### Listing

-----

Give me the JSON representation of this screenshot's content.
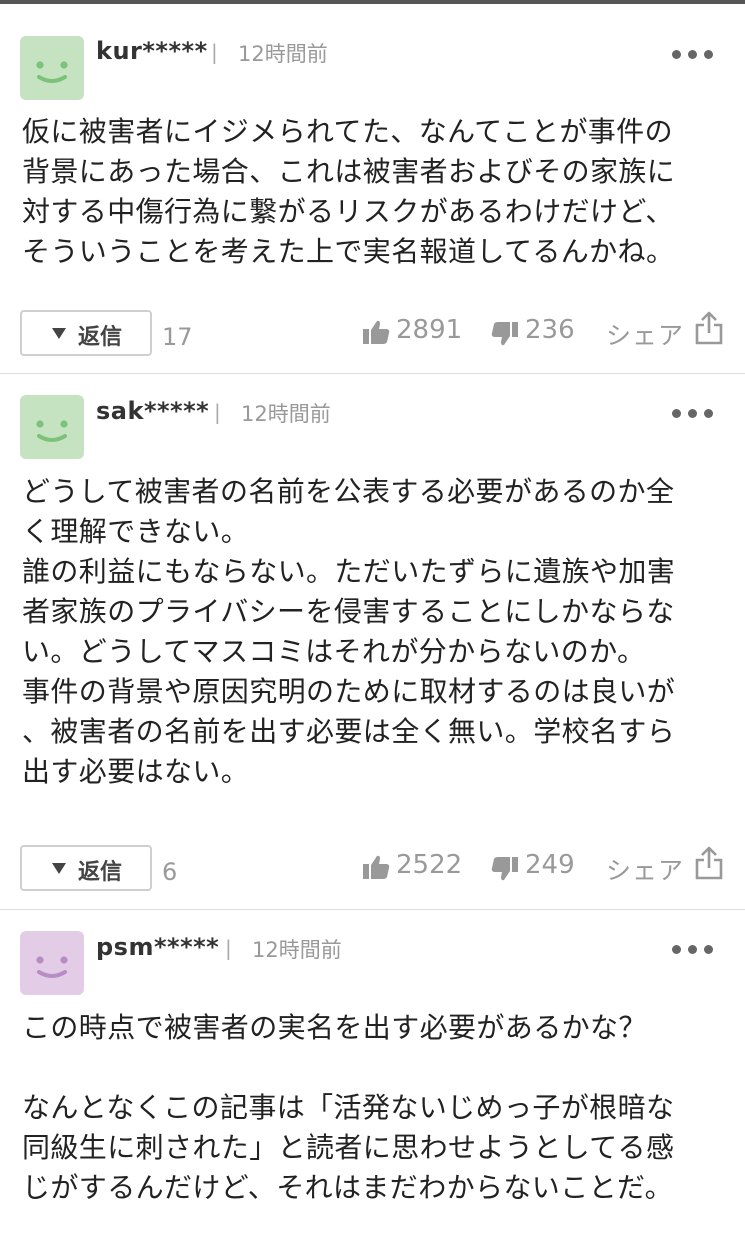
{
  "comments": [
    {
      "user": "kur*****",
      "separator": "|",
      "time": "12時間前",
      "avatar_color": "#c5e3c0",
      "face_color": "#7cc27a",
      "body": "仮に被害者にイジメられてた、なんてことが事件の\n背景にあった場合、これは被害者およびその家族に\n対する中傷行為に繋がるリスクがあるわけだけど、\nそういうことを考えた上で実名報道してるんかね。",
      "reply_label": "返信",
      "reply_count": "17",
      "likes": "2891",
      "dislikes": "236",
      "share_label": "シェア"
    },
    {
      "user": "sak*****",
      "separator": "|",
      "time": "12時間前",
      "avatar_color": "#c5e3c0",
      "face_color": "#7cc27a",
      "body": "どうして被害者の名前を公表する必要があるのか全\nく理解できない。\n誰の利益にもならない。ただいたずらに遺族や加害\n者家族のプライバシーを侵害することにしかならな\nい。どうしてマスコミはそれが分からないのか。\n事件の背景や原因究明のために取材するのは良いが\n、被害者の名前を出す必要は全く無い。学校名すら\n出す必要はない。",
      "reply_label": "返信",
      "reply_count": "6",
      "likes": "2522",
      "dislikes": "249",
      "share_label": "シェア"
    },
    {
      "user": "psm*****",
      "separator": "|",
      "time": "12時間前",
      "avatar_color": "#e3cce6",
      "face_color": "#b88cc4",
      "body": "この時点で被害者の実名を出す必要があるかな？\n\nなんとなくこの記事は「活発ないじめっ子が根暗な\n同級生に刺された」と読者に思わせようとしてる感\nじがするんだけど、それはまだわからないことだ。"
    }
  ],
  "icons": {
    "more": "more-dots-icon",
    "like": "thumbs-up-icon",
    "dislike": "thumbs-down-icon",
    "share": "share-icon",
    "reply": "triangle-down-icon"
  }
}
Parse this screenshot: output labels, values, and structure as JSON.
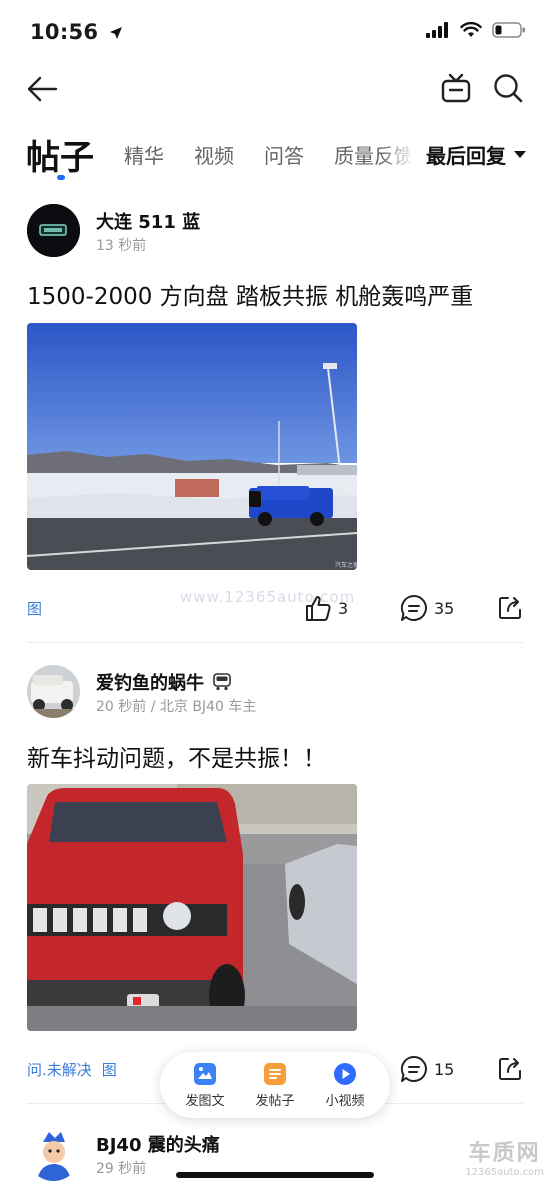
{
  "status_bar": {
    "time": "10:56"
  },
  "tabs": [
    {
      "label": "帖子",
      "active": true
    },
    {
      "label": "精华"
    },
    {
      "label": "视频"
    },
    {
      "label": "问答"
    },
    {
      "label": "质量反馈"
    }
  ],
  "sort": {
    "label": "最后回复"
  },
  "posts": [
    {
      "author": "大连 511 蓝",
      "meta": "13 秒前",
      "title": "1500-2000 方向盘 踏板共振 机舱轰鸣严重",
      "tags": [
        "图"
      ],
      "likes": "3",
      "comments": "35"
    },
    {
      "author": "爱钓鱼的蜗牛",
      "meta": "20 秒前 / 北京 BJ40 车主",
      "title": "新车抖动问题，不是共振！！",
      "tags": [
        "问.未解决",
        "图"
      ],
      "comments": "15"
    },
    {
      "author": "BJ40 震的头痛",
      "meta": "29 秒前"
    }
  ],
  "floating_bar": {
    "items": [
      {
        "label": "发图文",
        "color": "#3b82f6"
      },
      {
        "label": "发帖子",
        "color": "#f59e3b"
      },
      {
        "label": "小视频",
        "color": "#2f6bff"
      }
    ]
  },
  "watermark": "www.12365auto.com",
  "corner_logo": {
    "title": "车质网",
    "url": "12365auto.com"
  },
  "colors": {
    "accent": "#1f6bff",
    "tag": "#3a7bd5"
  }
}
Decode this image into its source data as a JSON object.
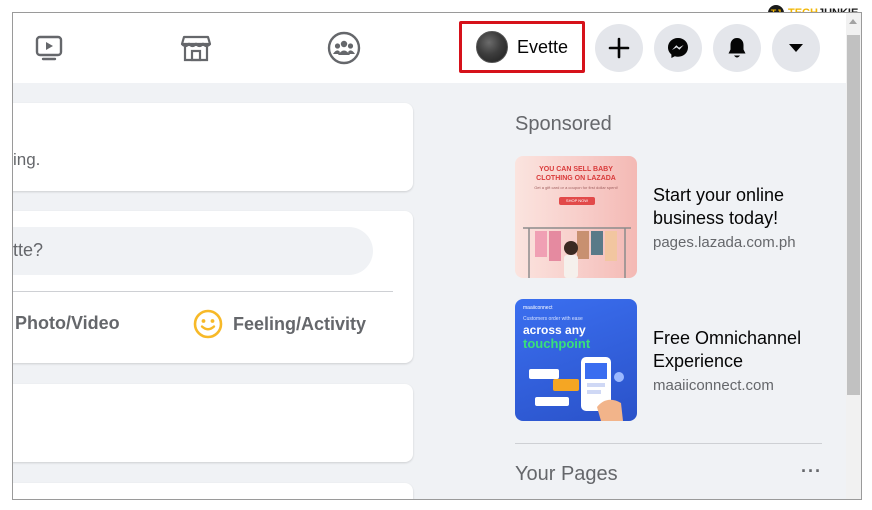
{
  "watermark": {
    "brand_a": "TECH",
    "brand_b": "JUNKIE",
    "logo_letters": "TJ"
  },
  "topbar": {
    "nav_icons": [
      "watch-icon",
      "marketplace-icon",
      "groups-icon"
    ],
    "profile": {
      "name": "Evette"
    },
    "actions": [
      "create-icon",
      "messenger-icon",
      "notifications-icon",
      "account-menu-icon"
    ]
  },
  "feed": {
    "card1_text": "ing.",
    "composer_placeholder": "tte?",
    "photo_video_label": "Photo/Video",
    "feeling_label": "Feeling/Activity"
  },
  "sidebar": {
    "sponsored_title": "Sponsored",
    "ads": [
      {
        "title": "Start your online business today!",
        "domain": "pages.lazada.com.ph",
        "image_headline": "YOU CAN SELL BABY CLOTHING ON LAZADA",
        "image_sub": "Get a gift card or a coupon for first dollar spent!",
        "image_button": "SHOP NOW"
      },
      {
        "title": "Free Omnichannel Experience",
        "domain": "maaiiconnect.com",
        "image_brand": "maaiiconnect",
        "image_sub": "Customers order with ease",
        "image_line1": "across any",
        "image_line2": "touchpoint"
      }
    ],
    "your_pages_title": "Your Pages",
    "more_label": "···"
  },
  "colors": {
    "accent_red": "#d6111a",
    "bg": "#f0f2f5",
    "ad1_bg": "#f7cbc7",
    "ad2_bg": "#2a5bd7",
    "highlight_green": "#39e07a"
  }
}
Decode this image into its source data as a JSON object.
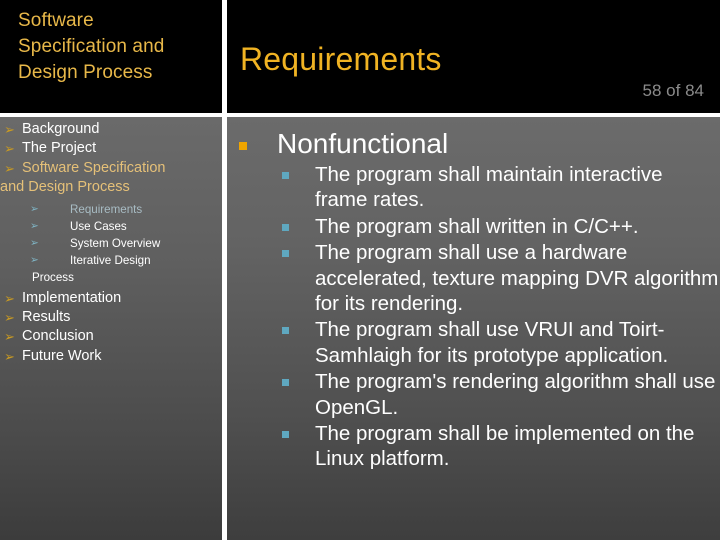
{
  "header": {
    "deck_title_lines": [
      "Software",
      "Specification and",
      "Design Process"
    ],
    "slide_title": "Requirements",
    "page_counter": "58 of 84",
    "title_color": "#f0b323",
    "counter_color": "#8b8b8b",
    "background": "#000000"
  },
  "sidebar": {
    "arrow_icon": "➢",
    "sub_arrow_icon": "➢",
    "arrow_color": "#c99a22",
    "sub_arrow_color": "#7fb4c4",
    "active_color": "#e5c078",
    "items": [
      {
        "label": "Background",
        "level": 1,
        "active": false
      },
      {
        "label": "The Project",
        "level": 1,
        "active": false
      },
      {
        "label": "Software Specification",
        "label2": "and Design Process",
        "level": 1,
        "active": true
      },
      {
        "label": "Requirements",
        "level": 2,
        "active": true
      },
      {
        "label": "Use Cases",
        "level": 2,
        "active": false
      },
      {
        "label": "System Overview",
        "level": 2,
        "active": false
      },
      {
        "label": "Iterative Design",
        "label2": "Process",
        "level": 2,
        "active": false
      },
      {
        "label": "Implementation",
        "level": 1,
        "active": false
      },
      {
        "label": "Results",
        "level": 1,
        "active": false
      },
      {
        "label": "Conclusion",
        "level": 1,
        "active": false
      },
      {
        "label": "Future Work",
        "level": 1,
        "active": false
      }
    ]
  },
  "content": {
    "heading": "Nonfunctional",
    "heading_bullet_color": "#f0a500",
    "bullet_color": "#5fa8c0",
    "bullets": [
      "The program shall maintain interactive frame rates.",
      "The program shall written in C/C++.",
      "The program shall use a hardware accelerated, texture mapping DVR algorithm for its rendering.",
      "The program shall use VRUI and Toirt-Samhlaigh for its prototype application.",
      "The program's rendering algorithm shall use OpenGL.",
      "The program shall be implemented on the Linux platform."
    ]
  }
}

-----

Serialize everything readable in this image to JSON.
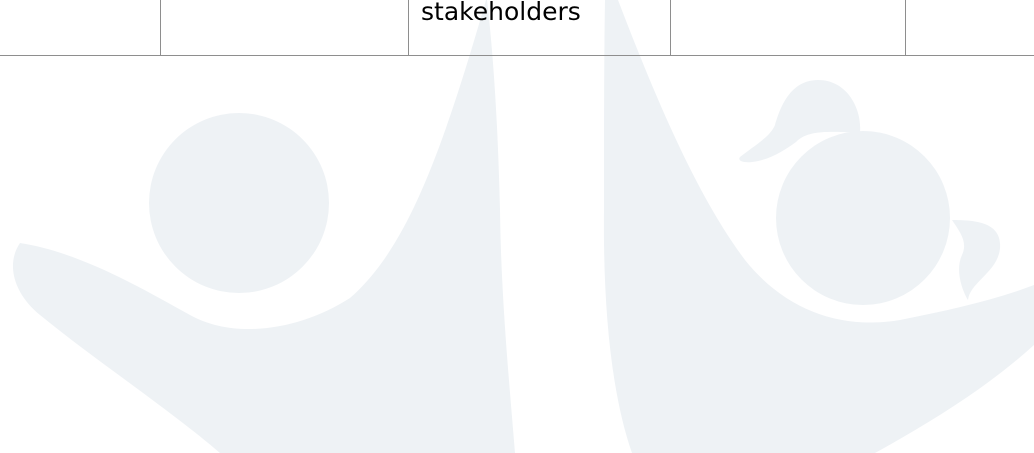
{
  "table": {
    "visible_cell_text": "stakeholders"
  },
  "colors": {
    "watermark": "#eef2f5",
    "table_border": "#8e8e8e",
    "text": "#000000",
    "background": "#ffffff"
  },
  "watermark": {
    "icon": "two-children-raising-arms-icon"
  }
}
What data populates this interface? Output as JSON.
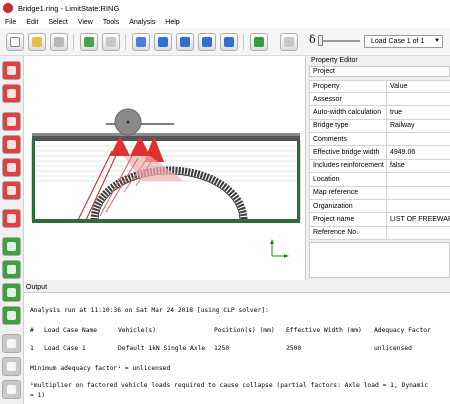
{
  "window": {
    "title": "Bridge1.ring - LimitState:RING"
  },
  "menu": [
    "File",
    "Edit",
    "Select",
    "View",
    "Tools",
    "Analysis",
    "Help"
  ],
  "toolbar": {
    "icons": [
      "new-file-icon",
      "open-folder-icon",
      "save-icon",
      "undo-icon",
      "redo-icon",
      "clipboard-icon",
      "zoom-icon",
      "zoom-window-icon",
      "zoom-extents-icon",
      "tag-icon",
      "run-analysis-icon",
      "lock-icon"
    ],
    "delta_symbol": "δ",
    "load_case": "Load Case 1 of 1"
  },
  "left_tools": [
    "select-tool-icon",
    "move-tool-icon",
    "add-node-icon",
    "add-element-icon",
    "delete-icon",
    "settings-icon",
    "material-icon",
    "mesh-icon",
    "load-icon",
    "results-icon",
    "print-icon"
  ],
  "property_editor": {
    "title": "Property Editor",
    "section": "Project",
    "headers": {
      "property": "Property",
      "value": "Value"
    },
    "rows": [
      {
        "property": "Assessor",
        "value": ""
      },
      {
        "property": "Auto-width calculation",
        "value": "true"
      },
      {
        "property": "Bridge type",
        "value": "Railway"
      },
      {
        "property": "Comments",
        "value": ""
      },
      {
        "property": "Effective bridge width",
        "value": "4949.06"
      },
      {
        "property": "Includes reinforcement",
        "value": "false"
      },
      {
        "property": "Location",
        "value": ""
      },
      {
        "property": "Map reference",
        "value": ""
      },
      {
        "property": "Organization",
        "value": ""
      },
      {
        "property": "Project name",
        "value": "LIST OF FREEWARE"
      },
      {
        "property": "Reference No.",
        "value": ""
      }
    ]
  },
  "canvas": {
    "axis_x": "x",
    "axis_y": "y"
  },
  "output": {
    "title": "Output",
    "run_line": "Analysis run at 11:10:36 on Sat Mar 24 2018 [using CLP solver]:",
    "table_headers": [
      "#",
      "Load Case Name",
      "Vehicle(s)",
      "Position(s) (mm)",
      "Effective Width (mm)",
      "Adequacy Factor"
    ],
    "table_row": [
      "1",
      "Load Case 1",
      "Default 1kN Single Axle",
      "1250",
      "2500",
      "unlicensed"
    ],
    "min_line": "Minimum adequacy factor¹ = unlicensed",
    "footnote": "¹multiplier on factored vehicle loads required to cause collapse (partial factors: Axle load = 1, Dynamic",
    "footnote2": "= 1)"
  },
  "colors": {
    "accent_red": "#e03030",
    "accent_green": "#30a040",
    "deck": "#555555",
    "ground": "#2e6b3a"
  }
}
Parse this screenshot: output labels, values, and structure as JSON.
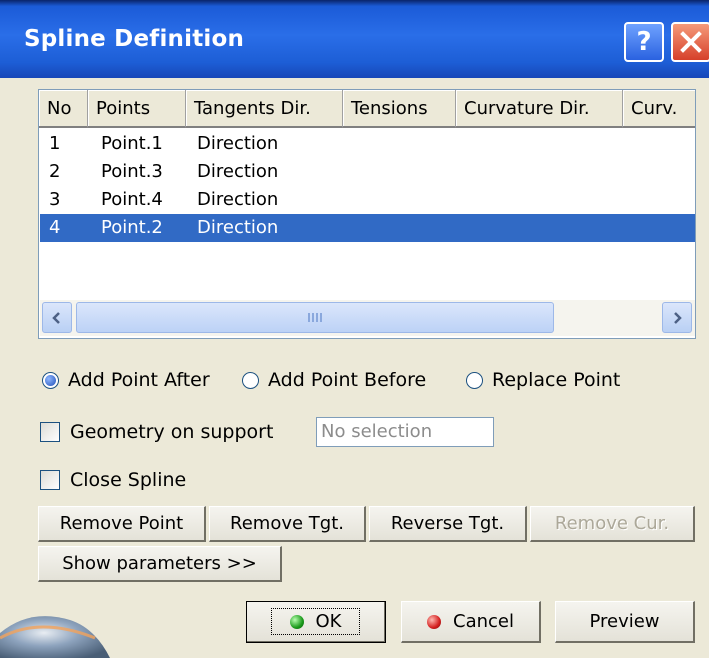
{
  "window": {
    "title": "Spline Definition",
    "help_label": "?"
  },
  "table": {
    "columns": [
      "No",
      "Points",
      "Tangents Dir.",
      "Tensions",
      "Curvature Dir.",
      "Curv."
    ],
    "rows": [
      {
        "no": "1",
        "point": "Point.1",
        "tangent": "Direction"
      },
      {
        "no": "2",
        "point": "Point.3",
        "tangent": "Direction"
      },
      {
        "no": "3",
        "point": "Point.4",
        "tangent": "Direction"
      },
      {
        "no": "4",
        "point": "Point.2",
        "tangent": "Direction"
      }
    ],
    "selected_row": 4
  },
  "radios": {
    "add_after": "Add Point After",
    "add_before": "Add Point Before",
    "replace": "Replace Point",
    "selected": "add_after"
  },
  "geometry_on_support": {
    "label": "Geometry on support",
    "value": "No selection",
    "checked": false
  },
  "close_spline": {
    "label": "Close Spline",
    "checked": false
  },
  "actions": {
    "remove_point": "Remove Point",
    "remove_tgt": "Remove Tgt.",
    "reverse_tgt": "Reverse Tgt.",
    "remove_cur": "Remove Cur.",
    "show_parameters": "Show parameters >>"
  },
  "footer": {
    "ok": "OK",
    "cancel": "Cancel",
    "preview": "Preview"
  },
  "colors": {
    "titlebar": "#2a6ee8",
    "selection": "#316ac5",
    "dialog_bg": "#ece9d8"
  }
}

-----

### Job
Tally up the lines holding the string "domain" in this listing, and report the total alone.

### Written response
2